* **Record extracts**
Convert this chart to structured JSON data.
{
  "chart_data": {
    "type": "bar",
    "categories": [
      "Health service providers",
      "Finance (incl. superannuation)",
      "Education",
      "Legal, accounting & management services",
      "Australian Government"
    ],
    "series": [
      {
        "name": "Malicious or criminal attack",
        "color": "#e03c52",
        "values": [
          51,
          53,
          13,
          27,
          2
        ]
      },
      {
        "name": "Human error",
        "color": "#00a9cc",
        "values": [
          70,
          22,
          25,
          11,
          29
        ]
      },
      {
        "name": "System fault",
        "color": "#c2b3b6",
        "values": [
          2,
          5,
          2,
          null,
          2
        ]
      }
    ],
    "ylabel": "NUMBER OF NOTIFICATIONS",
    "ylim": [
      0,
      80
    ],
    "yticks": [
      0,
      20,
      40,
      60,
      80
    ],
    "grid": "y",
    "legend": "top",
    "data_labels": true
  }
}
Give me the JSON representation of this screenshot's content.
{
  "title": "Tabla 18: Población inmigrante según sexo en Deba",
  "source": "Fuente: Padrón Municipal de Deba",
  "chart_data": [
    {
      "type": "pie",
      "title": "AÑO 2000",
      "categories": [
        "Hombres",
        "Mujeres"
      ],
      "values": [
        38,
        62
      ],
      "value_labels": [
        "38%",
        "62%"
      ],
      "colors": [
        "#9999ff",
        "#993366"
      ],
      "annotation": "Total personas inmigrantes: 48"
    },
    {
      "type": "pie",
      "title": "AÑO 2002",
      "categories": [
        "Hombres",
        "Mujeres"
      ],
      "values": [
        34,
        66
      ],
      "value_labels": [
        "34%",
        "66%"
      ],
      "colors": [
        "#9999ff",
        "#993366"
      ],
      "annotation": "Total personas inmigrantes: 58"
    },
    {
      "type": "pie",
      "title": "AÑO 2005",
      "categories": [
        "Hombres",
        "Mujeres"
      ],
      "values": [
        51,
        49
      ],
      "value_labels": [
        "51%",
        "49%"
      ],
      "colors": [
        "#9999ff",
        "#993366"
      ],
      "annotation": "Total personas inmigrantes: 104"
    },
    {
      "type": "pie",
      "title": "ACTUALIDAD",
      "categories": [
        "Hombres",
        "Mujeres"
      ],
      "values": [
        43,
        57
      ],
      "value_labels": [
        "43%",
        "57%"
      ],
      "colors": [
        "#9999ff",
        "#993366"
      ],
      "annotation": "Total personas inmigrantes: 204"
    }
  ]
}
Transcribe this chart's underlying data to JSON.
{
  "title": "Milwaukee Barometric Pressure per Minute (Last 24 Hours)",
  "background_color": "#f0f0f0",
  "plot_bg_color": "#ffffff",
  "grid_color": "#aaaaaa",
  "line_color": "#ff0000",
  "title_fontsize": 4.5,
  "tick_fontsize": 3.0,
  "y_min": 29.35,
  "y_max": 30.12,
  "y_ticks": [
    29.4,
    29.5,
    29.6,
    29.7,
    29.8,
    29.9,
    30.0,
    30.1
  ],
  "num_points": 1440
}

* **Short exercise**
Your task is to retype all of the records exactly.

* **Answer for this exercise**
Convert this chart to structured JSON data.
{
  "chart_data": {
    "type": "bar",
    "categories": [
      "Health service providers",
      "Finance (incl. superannuation)",
      "Education",
      "Legal, accounting & management services",
      "Australian Government"
    ],
    "series": [
      {
        "name": "Malicious or criminal attack",
        "color": "#e03c52",
        "values": [
          51,
          53,
          13,
          27,
          2
        ]
      },
      {
        "name": "Human error",
        "color": "#00a9cc",
        "values": [
          70,
          22,
          25,
          11,
          29
        ]
      },
      {
        "name": "System fault",
        "color": "#c2b3b6",
        "values": [
          2,
          5,
          2,
          null,
          2
        ]
      }
    ],
    "ylabel": "NUMBER OF NOTIFICATIONS",
    "ylim": [
      0,
      80
    ],
    "yticks": [
      0,
      20,
      40,
      60,
      80
    ],
    "grid": "y",
    "legend": "top",
    "data_labels": true
  }
}
Give me the JSON representation of this screenshot's content.
{
  "title": "Tabla 18: Población inmigrante según sexo en Deba",
  "source": "Fuente: Padrón Municipal de Deba",
  "chart_data": [
    {
      "type": "pie",
      "title": "AÑO 2000",
      "categories": [
        "Hombres",
        "Mujeres"
      ],
      "values": [
        38,
        62
      ],
      "value_labels": [
        "38%",
        "62%"
      ],
      "colors": [
        "#9999ff",
        "#993366"
      ],
      "annotation": "Total personas inmigrantes: 48"
    },
    {
      "type": "pie",
      "title": "AÑO 2002",
      "categories": [
        "Hombres",
        "Mujeres"
      ],
      "values": [
        34,
        66
      ],
      "value_labels": [
        "34%",
        "66%"
      ],
      "colors": [
        "#9999ff",
        "#993366"
      ],
      "annotation": "Total personas inmigrantes: 58"
    },
    {
      "type": "pie",
      "title": "AÑO 2005",
      "categories": [
        "Hombres",
        "Mujeres"
      ],
      "values": [
        51,
        49
      ],
      "value_labels": [
        "51%",
        "49%"
      ],
      "colors": [
        "#9999ff",
        "#993366"
      ],
      "annotation": "Total personas inmigrantes: 104"
    },
    {
      "type": "pie",
      "title": "ACTUALIDAD",
      "categories": [
        "Hombres",
        "Mujeres"
      ],
      "values": [
        43,
        57
      ],
      "value_labels": [
        "43%",
        "57%"
      ],
      "colors": [
        "#9999ff",
        "#993366"
      ],
      "annotation": "Total personas inmigrantes: 204"
    }
  ]
}
Transcribe this chart's underlying data to JSON.
{
  "title": "Milwaukee Barometric Pressure per Minute (Last 24 Hours)",
  "background_color": "#f0f0f0",
  "plot_bg_color": "#ffffff",
  "grid_color": "#aaaaaa",
  "line_color": "#ff0000",
  "title_fontsize": 4.5,
  "tick_fontsize": 3.0,
  "y_min": 29.35,
  "y_max": 30.12,
  "y_ticks": [
    29.4,
    29.5,
    29.6,
    29.7,
    29.8,
    29.9,
    30.0,
    30.1
  ],
  "num_points": 1440
}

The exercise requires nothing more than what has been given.